DATASET EXCERPTS ->
>> begin
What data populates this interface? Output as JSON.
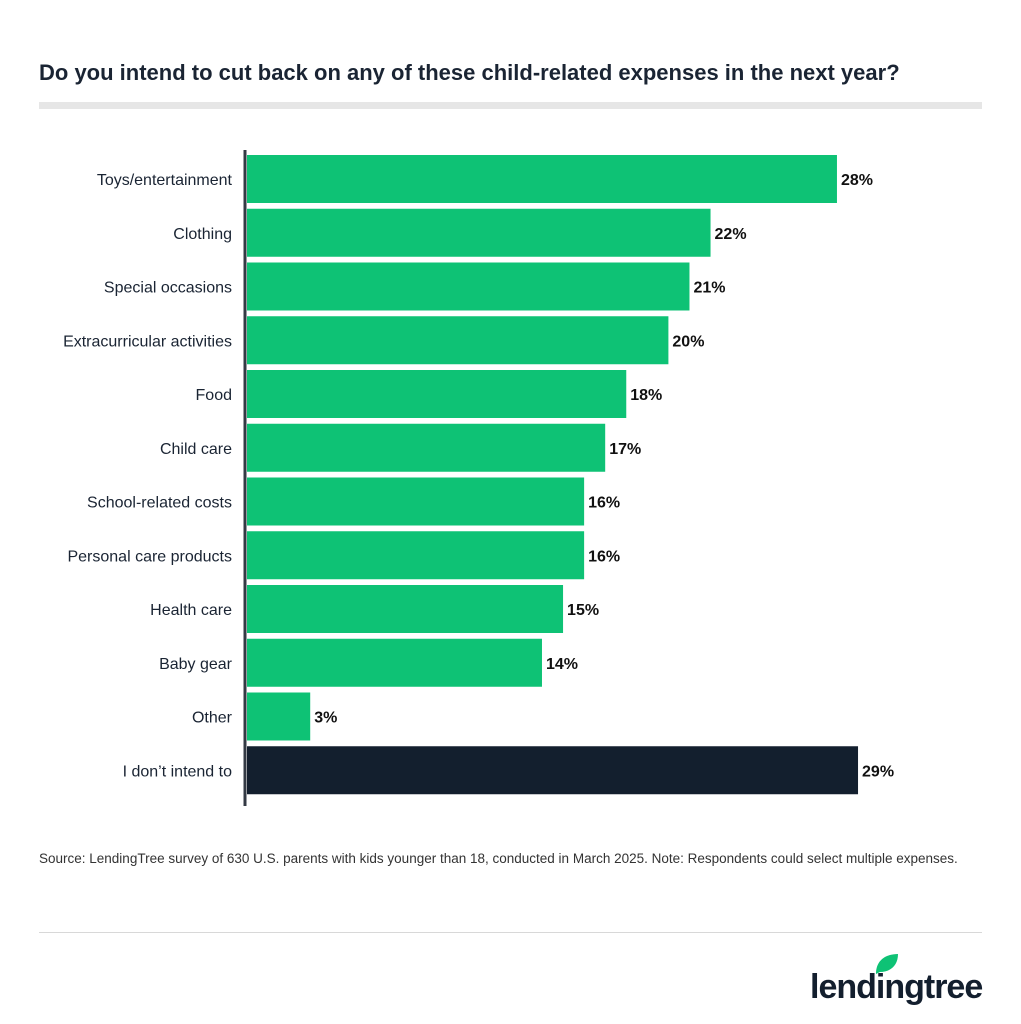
{
  "title": "Do you intend to cut back on any of these child-related expenses in the next year?",
  "source": "Source: LendingTree survey of 630 U.S. parents with kids younger than 18, conducted in March 2025. Note: Respondents could select multiple expenses.",
  "logo_text": "lendingtree",
  "colors": {
    "primary": "#0ec275",
    "highlight": "#131f2e",
    "axis": "#333a44"
  },
  "chart_data": {
    "type": "bar",
    "orientation": "horizontal",
    "categories": [
      "Toys/entertainment",
      "Clothing",
      "Special occasions",
      "Extracurricular activities",
      "Food",
      "Child care",
      "School-related costs",
      "Personal care products",
      "Health care",
      "Baby gear",
      "Other",
      "I don’t intend to"
    ],
    "values": [
      28,
      22,
      21,
      20,
      18,
      17,
      16,
      16,
      15,
      14,
      3,
      29
    ],
    "value_labels": [
      "28%",
      "22%",
      "21%",
      "20%",
      "18%",
      "17%",
      "16%",
      "16%",
      "15%",
      "14%",
      "3%",
      "29%"
    ],
    "highlighted_category": "I don’t intend to",
    "unit": "%",
    "xlim": [
      0,
      30
    ],
    "grid": false,
    "legend": "none"
  }
}
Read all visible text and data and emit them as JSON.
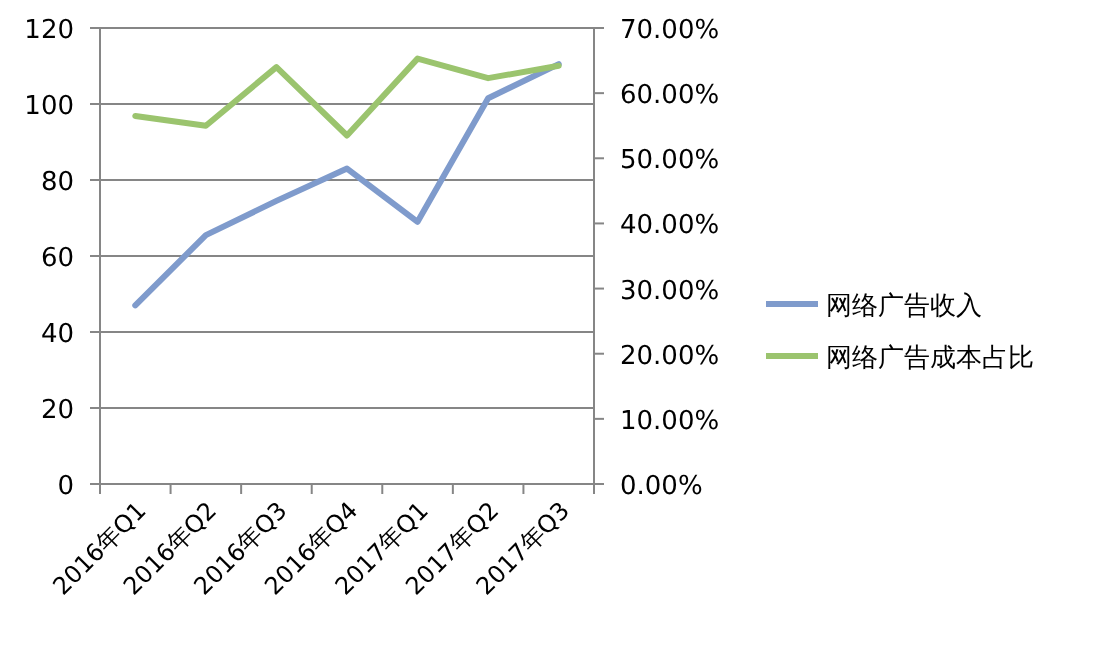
{
  "chart_data": {
    "type": "line",
    "categories": [
      "2016年Q1",
      "2016年Q2",
      "2016年Q3",
      "2016年Q4",
      "2017年Q1",
      "2017年Q2",
      "2017年Q3"
    ],
    "series": [
      {
        "name": "网络广告收入",
        "color": "#7f9bcc",
        "values": [
          47,
          65.5,
          74.5,
          83,
          69,
          101.5,
          110.5
        ]
      },
      {
        "name": "网络广告成本占比",
        "color": "#9bc46e",
        "axis": "y2",
        "values": [
          56.5,
          55,
          64,
          53.5,
          65.3,
          62.3,
          64.2
        ]
      }
    ],
    "ylim": [
      0,
      120
    ],
    "yticks": [
      0,
      20,
      40,
      60,
      80,
      100,
      120
    ],
    "y2lim": [
      0,
      70
    ],
    "y2ticks": [
      {
        "value": 0,
        "label": "0.00%"
      },
      {
        "value": 10,
        "label": "10.00%"
      },
      {
        "value": 20,
        "label": "20.00%"
      },
      {
        "value": 30,
        "label": "30.00%"
      },
      {
        "value": 40,
        "label": "40.00%"
      },
      {
        "value": 50,
        "label": "50.00%"
      },
      {
        "value": 60,
        "label": "60.00%"
      },
      {
        "value": 70,
        "label": "70.00%"
      }
    ],
    "grid": "y",
    "legend": "right",
    "marker": "none",
    "line_style": "solid"
  }
}
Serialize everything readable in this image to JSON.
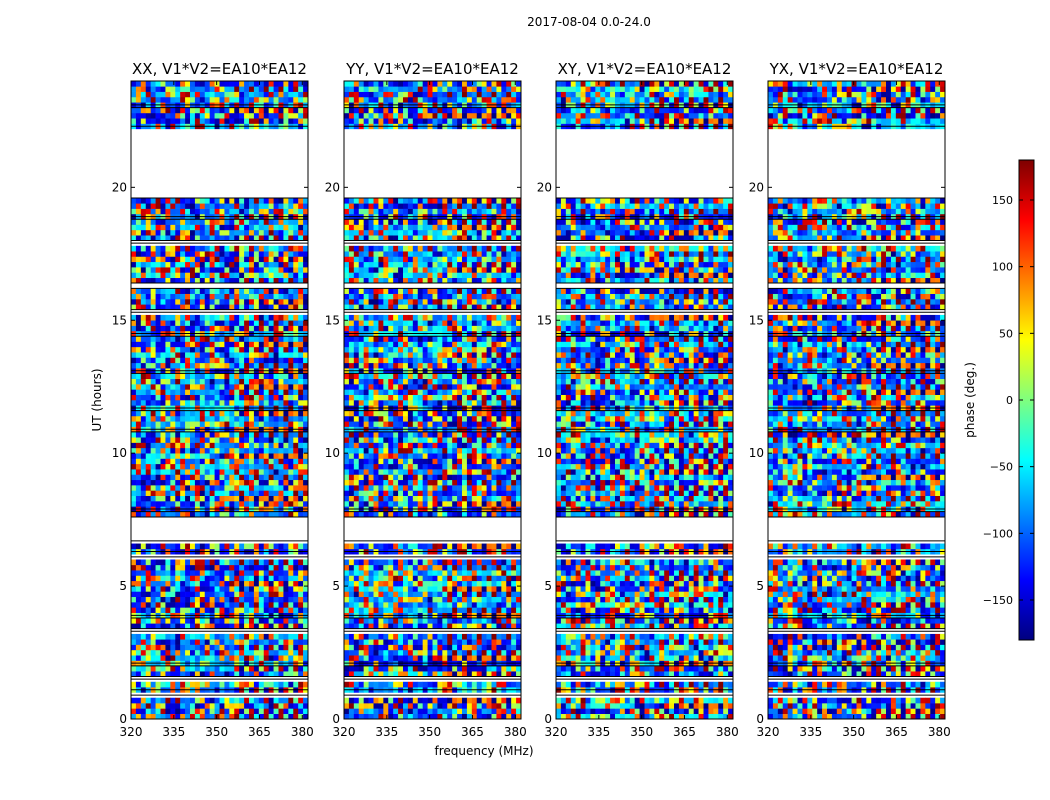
{
  "chart_data": {
    "type": "heatmap",
    "suptitle": "2017-08-04 0.0-24.0",
    "xlabel": "frequency (MHz)",
    "ylabel": "UT (hours)",
    "xlim": [
      320,
      382
    ],
    "ylim": [
      0,
      24
    ],
    "x_ticks": [
      320,
      335,
      350,
      365,
      380
    ],
    "x_tick_labels": [
      "320",
      "335",
      "350",
      "365",
      "380"
    ],
    "y_ticks": [
      0,
      5,
      10,
      15,
      20
    ],
    "y_tick_labels": [
      "0",
      "5",
      "10",
      "15",
      "20"
    ],
    "panels": [
      {
        "title": "XX, V1*V2=EA10*EA12",
        "polarization": "XX",
        "baseline": "EA10*EA12"
      },
      {
        "title": "YY, V1*V2=EA10*EA12",
        "polarization": "YY",
        "baseline": "EA10*EA12"
      },
      {
        "title": "XY, V1*V2=EA10*EA12",
        "polarization": "XY",
        "baseline": "EA10*EA12"
      },
      {
        "title": "YX, V1*V2=EA10*EA12",
        "polarization": "YX",
        "baseline": "EA10*EA12"
      }
    ],
    "colorbar": {
      "label": "phase (deg.)",
      "colormap": "jet",
      "vmin": -180,
      "vmax": 180,
      "ticks": [
        150,
        100,
        50,
        0,
        -50,
        -100,
        -150
      ],
      "tick_labels": [
        "150",
        "100",
        "50",
        "0",
        "−50",
        "−100",
        "−150"
      ],
      "colors": [
        "#00007f",
        "#0000ff",
        "#007fff",
        "#00ffff",
        "#7fff7f",
        "#ffff00",
        "#ff7f00",
        "#ff0000",
        "#7f0000"
      ]
    },
    "blank_ut_ranges": [
      [
        0.9,
        1.1
      ],
      [
        1.5,
        1.6
      ],
      [
        2.0,
        2.1
      ],
      [
        3.3,
        3.4
      ],
      [
        3.8,
        3.9
      ],
      [
        6.1,
        6.3
      ],
      [
        6.7,
        7.6
      ],
      [
        7.8,
        7.9
      ],
      [
        10.8,
        10.9
      ],
      [
        11.6,
        11.7
      ],
      [
        13.0,
        13.1
      ],
      [
        14.4,
        14.5
      ],
      [
        15.3,
        15.4
      ],
      [
        16.2,
        16.4
      ],
      [
        17.9,
        18.0
      ],
      [
        18.8,
        18.9
      ],
      [
        19.6,
        22.3
      ],
      [
        23.0,
        23.1
      ]
    ],
    "data_note": "Phase vs frequency and UT; mostly random noise with fringe-striped segments at higher frequencies."
  }
}
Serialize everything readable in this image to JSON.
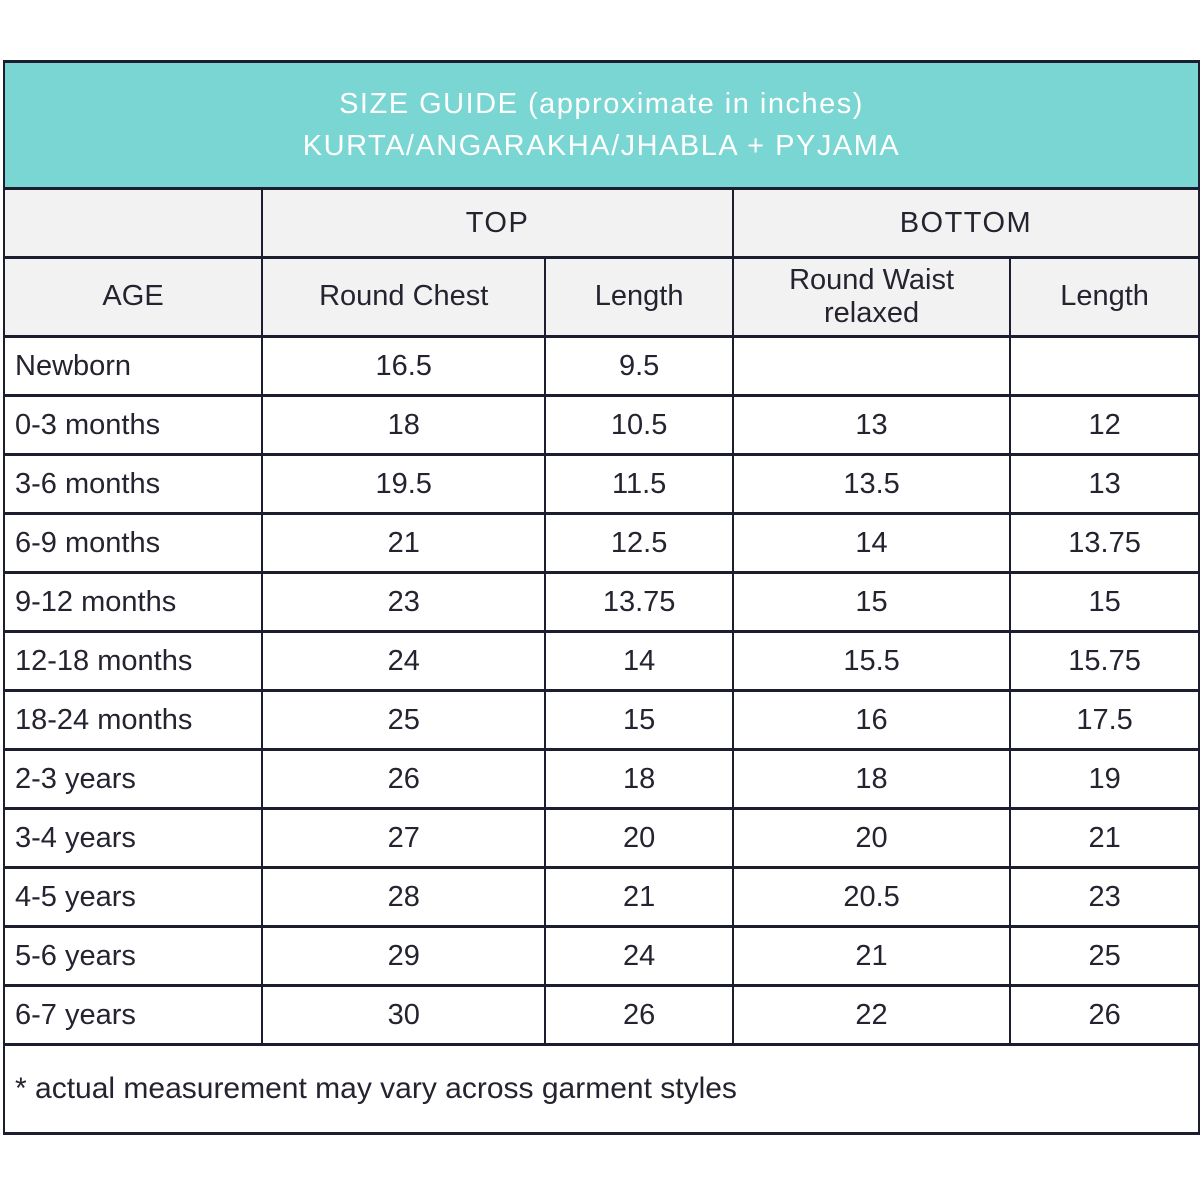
{
  "title": {
    "line1": "SIZE GUIDE (approximate in inches)",
    "line2": "KURTA/ANGARAKHA/JHABLA + PYJAMA"
  },
  "table": {
    "group_headers": {
      "top": "TOP",
      "bottom": "BOTTOM"
    },
    "column_headers": [
      "AGE",
      "Round Chest",
      "Length",
      "Round Waist relaxed",
      "Length"
    ],
    "rows": [
      [
        "Newborn",
        "16.5",
        "9.5",
        "",
        ""
      ],
      [
        "0-3 months",
        "18",
        "10.5",
        "13",
        "12"
      ],
      [
        "3-6 months",
        "19.5",
        "11.5",
        "13.5",
        "13"
      ],
      [
        "6-9 months",
        "21",
        "12.5",
        "14",
        "13.75"
      ],
      [
        "9-12 months",
        "23",
        "13.75",
        "15",
        "15"
      ],
      [
        "12-18 months",
        "24",
        "14",
        "15.5",
        "15.75"
      ],
      [
        "18-24 months",
        "25",
        "15",
        "16",
        "17.5"
      ],
      [
        "2-3 years",
        "26",
        "18",
        "18",
        "19"
      ],
      [
        "3-4 years",
        "27",
        "20",
        "20",
        "21"
      ],
      [
        "4-5 years",
        "28",
        "21",
        "20.5",
        "23"
      ],
      [
        "5-6 years",
        "29",
        "24",
        "21",
        "25"
      ],
      [
        "6-7 years",
        "30",
        "26",
        "22",
        "26"
      ]
    ]
  },
  "footnote": "* actual measurement may vary across garment styles",
  "colors": {
    "header_teal": "#79d6d2",
    "header_gray": "#f2f2f2",
    "border": "#1d1d30"
  }
}
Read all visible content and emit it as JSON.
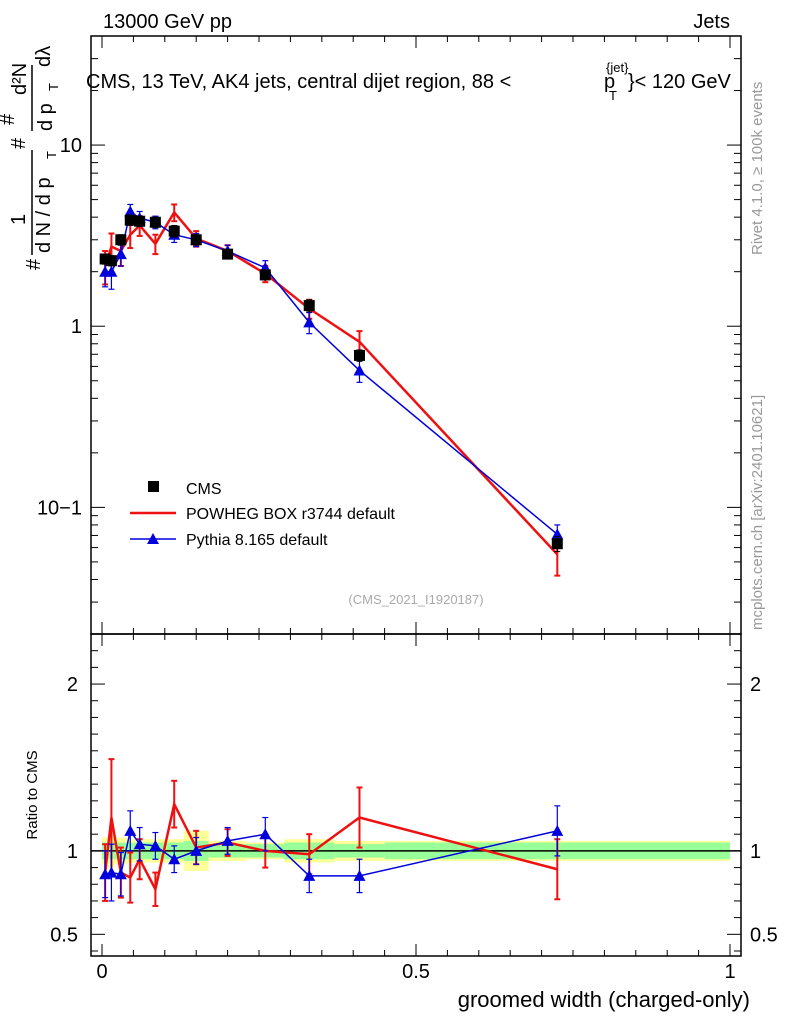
{
  "header": {
    "energy_label": "13000 GeV pp",
    "category_label": "Jets"
  },
  "plot_title": {
    "prefix": "CMS, 13 TeV, AK4 jets, central dijet region, 88 <",
    "p": "p",
    "sub_T": "T",
    "sup_jet": "{jet}",
    "suffix": "}< 120 GeV"
  },
  "side_labels": {
    "rivet": "Rivet 4.1.0, ≥ 100k events",
    "mcplots": "mcplots.cern.ch [arXiv:2401.10621]"
  },
  "watermark": "(CMS_2021_I1920187)",
  "ratio_ylabel": "Ratio to CMS",
  "colors": {
    "data": "#000000",
    "powheg": "#ee1111",
    "pythia": "#0000dd",
    "band_inner": "#99ff99",
    "band_outer": "#ffff99"
  },
  "chart_data": [
    {
      "type": "line",
      "scale": "log",
      "xlim": [
        0,
        1
      ],
      "ylim": [
        0.02,
        40
      ],
      "x_ticks": [
        "0",
        "0.5",
        "1"
      ],
      "y_ticks": [
        "10−1",
        "1",
        "10"
      ],
      "y_tick_values": [
        0.1,
        1,
        10
      ],
      "ylabel": "# 1/(dN/dpT #) d²N/(dpT dλ)",
      "ylabel_parts": {
        "hash": "#",
        "one": "1",
        "dN": "d N / d p",
        "T": "T",
        "d2N": "d²N",
        "dp": "d p",
        "dlam": "dλ"
      },
      "x": [
        0.005,
        0.015,
        0.03,
        0.045,
        0.06,
        0.085,
        0.115,
        0.15,
        0.2,
        0.26,
        0.33,
        0.41,
        0.725
      ],
      "series": [
        {
          "name": "CMS",
          "marker": "square",
          "values": [
            2.35,
            2.3,
            3.0,
            3.85,
            3.8,
            3.75,
            3.35,
            3.0,
            2.5,
            1.92,
            1.3,
            0.69,
            0.063
          ],
          "errors": [
            0.15,
            0.15,
            0.2,
            0.25,
            0.25,
            0.25,
            0.25,
            0.2,
            0.15,
            0.12,
            0.1,
            0.05,
            0.006
          ]
        },
        {
          "name": "POWHEG BOX r3744 default",
          "marker": "line",
          "values": [
            2.15,
            2.75,
            2.6,
            3.2,
            3.6,
            2.85,
            4.25,
            3.05,
            2.6,
            1.95,
            1.25,
            0.82,
            0.055
          ],
          "errors": [
            0.45,
            0.5,
            0.45,
            0.5,
            0.45,
            0.35,
            0.45,
            0.3,
            0.2,
            0.2,
            0.15,
            0.12,
            0.013
          ]
        },
        {
          "name": "Pythia 8.165 default",
          "marker": "triangle",
          "values": [
            2.0,
            2.0,
            2.5,
            4.3,
            3.95,
            3.75,
            3.2,
            3.0,
            2.6,
            2.1,
            1.05,
            0.57,
            0.071
          ],
          "errors": [
            0.35,
            0.4,
            0.35,
            0.4,
            0.35,
            0.3,
            0.3,
            0.25,
            0.2,
            0.2,
            0.14,
            0.08,
            0.009
          ]
        }
      ]
    },
    {
      "type": "line",
      "ylabel": "Ratio to CMS",
      "xlabel": "groomed width (charged-only)",
      "xlim": [
        0,
        1
      ],
      "ylim": [
        0.37,
        2.3
      ],
      "y_ticks": [
        "0.5",
        "1",
        "2"
      ],
      "y_tick_values": [
        0.5,
        1,
        2
      ],
      "x_ticks": [
        "0",
        "0.5",
        "1"
      ],
      "x": [
        0.005,
        0.015,
        0.03,
        0.045,
        0.06,
        0.085,
        0.115,
        0.15,
        0.2,
        0.26,
        0.33,
        0.41,
        0.725
      ],
      "series": [
        {
          "name": "POWHEG BOX r3744 default",
          "values": [
            0.87,
            1.2,
            0.87,
            0.84,
            0.95,
            0.77,
            1.28,
            1.02,
            1.05,
            1.0,
            0.98,
            1.2,
            0.89
          ],
          "errors": [
            0.17,
            0.35,
            0.15,
            0.15,
            0.12,
            0.1,
            0.14,
            0.1,
            0.08,
            0.1,
            0.12,
            0.18,
            0.18
          ]
        },
        {
          "name": "Pythia 8.165 default",
          "values": [
            0.86,
            0.87,
            0.86,
            1.12,
            1.04,
            1.03,
            0.95,
            1.0,
            1.06,
            1.1,
            0.85,
            0.85,
            1.12
          ],
          "errors": [
            0.14,
            0.17,
            0.13,
            0.12,
            0.1,
            0.08,
            0.08,
            0.08,
            0.08,
            0.1,
            0.1,
            0.1,
            0.15
          ]
        }
      ],
      "band_edges": [
        0.0,
        0.01,
        0.02,
        0.04,
        0.05,
        0.07,
        0.1,
        0.13,
        0.17,
        0.23,
        0.29,
        0.37,
        0.45,
        1.0
      ],
      "band_inner": [
        0.05,
        0.05,
        0.05,
        0.05,
        0.05,
        0.05,
        0.05,
        0.06,
        0.04,
        0.04,
        0.05,
        0.04,
        0.05,
        0.05
      ],
      "band_outer": [
        0.08,
        0.1,
        0.08,
        0.07,
        0.07,
        0.07,
        0.07,
        0.12,
        0.06,
        0.05,
        0.07,
        0.06,
        0.06,
        0.08
      ]
    }
  ]
}
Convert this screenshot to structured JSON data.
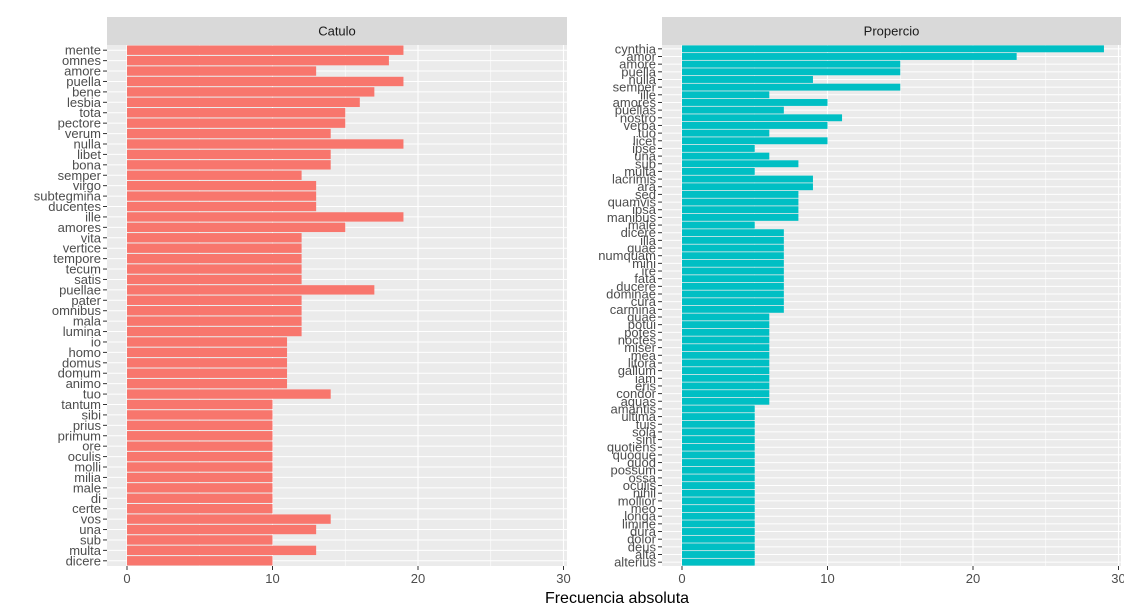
>> end
Copy whichever lines in the listing above contain the word "this".

EXPECTED ANSWER ->
What data populates this interface? Output as JSON.
Serialize everything readable in this image to JSON.
Serialize everything readable in this image to JSON.
Convert this screenshot to structured JSON data.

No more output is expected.